:: Document excerpt ::
AutoLink, which is included on Google’s popular desktop Toolbar, automatically inserts links in web pages. For instance, an address could be linked to a map supplied by Google or a book’s ISBN number to the page on Amazon.com, where the product is available to buy.
The Google service has raised the ire of several bloggers who have argued that it sets a worrying precedent, with publishers losing control of their work and users losing control of their desktops.
The Exchange Security website said: "Google's widely publicised mantra of 'don't be evil' is increasingly often being used to excuse behavior for which Microsoft, Oracle, or IBM would be roundly condemned."
Others have countered that users are free to opt in and out of products such as AutoLink and that critics risk stunting exciting new ideas.
"You can't argue that they are changing the website in any way and therefore messing with the author's right to link or not to link," Michael Gartenberg, the Jupiter analyst, said of Google in his blog.
A Google spokesman told Times Online: "AutoLink adds useful links to a page but does not replace any existing links. This version of the Google Toolbar is in beta, and we're looking for feedback from users to determine if these features are useful."
Google’s AutoLink recalls an earlier Microsoft invention called Smart Tags which the software company had planned to build into Internet Explorer, its market-leading internet browser.
Microsoft retreated from the idea despite winning a key patent case after opponents of the technology pointed out that Smart Tags gave the company the ability to determine which content providers — including itself via MSN — were used to satisfy queries. The New York Times was among those who spoke out against the product in an editorial.

:: What this exercise asks ::
1: State whether each statement below agrees with the article on Google's AutoLink, answering yes or no and quoting the deciding words of the article. (a) AutoLink replaces links already present on a page. (b) Microsoft dropped Smart Tags even though it had won a key patent case. (c) The version of the Google Toolbar described was in beta.
2: Reproduce the stretch of the article on Google's AutoLink from "Google’s AutoLink recalls" through "in an editorial.".
3: Translate this sentence from the article on Google's AutoLink into Spanish: "Google’s AutoLink recalls an earlier Microsoft invention called Smart Tags which the software company had planned to build into Internet Explorer, its market-leading internet browser."

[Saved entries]
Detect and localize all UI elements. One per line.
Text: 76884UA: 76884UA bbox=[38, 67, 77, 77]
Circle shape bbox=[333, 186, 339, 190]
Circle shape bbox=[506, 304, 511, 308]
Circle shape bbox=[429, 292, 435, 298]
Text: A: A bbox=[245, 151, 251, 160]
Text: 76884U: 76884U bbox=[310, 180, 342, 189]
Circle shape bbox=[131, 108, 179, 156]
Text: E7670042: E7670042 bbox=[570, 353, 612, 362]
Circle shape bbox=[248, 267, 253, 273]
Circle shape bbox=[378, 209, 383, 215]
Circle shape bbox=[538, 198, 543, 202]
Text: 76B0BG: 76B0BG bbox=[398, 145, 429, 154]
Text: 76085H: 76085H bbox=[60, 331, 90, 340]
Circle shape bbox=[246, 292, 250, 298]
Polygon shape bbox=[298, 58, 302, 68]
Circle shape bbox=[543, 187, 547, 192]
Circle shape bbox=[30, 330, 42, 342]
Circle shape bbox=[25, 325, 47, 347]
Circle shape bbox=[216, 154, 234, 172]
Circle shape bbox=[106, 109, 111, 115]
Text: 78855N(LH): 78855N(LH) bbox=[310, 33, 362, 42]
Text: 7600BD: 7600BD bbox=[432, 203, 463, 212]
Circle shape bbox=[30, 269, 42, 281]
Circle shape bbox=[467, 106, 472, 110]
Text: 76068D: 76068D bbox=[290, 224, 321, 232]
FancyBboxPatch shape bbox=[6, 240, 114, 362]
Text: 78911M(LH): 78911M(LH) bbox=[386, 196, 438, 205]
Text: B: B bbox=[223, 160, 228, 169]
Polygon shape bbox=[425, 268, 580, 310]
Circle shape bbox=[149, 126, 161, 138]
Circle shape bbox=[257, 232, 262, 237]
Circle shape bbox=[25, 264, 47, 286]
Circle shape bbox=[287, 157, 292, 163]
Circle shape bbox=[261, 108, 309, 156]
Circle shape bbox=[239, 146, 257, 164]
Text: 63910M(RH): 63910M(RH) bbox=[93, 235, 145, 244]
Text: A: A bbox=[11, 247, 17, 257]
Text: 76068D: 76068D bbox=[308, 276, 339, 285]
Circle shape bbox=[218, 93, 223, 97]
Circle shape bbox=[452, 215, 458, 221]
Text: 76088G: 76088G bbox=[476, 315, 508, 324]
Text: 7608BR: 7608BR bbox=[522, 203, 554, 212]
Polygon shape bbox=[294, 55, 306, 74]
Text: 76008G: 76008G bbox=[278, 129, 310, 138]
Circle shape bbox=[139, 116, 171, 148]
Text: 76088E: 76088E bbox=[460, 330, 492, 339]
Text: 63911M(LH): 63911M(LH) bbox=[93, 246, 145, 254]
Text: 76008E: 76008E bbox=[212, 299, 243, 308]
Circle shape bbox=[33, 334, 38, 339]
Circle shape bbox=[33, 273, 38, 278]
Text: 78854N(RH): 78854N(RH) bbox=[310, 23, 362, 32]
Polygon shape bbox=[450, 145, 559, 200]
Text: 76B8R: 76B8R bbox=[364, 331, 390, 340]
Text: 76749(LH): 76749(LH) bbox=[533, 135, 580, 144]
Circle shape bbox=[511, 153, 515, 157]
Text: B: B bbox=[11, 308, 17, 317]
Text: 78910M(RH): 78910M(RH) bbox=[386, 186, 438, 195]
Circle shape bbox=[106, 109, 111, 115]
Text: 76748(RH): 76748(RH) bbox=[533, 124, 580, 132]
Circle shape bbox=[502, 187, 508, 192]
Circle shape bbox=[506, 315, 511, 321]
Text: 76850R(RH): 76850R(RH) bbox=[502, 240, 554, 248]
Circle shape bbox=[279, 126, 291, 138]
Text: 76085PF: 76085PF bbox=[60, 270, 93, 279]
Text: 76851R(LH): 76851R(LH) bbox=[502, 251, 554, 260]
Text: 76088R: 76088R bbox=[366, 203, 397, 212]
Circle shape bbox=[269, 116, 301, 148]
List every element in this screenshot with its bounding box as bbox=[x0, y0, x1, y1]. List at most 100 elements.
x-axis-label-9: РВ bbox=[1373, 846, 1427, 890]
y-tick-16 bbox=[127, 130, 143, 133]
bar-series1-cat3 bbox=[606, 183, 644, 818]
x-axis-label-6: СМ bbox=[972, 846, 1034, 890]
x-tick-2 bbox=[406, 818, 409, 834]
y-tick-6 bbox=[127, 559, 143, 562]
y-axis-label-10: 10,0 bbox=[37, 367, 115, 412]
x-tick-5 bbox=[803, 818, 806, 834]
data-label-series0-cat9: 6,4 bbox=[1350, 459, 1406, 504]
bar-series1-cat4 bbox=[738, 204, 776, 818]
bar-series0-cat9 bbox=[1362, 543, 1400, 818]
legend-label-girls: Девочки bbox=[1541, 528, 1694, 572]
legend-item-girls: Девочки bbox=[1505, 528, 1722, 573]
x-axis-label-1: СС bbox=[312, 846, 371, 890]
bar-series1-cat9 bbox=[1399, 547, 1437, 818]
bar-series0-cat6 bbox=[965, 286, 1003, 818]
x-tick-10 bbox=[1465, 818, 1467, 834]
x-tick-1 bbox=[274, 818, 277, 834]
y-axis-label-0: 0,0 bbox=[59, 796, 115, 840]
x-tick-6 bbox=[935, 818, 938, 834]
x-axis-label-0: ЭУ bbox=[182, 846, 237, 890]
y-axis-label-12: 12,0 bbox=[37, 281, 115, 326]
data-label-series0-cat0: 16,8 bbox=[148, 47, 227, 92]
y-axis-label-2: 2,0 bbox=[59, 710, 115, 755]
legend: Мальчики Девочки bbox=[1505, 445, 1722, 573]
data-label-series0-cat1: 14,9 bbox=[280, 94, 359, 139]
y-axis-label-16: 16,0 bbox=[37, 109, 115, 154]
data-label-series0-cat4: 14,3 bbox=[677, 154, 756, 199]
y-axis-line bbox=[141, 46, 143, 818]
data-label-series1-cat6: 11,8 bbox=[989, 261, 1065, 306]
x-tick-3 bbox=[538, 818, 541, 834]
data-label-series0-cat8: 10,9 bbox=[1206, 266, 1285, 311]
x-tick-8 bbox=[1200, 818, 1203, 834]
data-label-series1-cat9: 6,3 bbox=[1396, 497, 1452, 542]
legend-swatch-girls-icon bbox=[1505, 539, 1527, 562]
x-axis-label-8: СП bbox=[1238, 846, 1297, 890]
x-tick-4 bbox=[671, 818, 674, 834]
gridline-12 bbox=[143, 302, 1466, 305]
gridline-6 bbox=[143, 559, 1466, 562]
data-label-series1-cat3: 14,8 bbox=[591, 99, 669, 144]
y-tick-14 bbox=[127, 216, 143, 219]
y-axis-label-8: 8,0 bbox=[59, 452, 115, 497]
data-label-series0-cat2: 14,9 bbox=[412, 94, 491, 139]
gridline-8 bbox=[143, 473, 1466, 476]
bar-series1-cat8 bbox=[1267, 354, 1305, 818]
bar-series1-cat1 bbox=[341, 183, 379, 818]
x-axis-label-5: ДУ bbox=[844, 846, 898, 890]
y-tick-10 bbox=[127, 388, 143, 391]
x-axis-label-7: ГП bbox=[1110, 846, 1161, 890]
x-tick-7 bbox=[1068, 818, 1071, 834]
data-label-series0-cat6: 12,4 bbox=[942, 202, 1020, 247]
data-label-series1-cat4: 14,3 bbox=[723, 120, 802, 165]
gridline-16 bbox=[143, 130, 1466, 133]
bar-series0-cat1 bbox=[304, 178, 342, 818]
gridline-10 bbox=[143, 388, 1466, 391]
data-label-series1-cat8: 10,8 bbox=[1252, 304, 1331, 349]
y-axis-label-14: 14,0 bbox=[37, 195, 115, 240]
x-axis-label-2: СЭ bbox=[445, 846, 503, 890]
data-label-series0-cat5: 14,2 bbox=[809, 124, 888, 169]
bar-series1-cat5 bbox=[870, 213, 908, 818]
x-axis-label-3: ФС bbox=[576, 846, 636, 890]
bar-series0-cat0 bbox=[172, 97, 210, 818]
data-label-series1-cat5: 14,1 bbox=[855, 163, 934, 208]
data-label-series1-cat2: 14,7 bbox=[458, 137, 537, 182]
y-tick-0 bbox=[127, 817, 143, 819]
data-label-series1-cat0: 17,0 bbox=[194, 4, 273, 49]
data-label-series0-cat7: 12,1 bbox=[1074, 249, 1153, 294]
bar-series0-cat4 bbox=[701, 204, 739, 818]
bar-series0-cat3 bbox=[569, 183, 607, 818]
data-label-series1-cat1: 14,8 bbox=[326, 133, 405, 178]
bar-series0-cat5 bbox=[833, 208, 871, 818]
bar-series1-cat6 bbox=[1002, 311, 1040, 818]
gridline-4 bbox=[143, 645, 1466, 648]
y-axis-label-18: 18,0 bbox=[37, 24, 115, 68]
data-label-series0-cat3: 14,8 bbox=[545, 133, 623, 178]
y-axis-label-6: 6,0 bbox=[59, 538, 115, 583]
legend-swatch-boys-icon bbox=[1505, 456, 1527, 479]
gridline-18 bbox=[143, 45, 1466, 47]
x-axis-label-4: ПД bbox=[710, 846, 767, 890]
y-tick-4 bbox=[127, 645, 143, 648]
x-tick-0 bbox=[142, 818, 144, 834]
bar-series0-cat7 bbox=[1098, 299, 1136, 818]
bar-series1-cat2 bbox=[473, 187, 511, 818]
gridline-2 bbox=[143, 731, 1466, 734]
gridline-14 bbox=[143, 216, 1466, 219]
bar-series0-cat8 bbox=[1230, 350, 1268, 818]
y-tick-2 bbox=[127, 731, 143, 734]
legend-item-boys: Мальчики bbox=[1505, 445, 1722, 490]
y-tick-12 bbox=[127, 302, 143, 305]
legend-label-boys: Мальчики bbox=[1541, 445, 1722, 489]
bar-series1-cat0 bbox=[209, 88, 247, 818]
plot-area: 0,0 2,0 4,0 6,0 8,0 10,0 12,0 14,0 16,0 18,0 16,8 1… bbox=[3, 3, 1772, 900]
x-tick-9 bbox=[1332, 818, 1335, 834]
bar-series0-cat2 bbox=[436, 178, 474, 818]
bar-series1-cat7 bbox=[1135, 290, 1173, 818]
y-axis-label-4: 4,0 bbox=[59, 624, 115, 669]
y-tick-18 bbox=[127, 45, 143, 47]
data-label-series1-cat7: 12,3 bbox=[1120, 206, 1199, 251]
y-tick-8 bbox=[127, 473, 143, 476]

:: Answers for the exercise ::
1:
(a) No: "AutoLink adds useful links to a page but does not replace any existing links."
(b) Yes: "Microsoft retreated from the idea despite winning a key patent case"
(c) Yes: "This version of the Google Toolbar is in beta"

2:
Google’s AutoLink recalls an earlier Microsoft invention called Smart Tags which the software company had planned to build into Internet Explorer, its market-leading internet browser.
Microsoft retreated from the idea despite winning a key patent case after opponents of the technology pointed out that Smart Tags gave the company the ability to determine which content providers — including itself via MSN — were used to satisfy queries. The New York Times was among those who spoke out against the product in an editorial.

3: AutoLink de Google recuerda un invento anterior de Microsoft llamado Smart Tags, que la empresa de software había planeado integrar en Internet Explorer, su navegador de internet líder del mercado.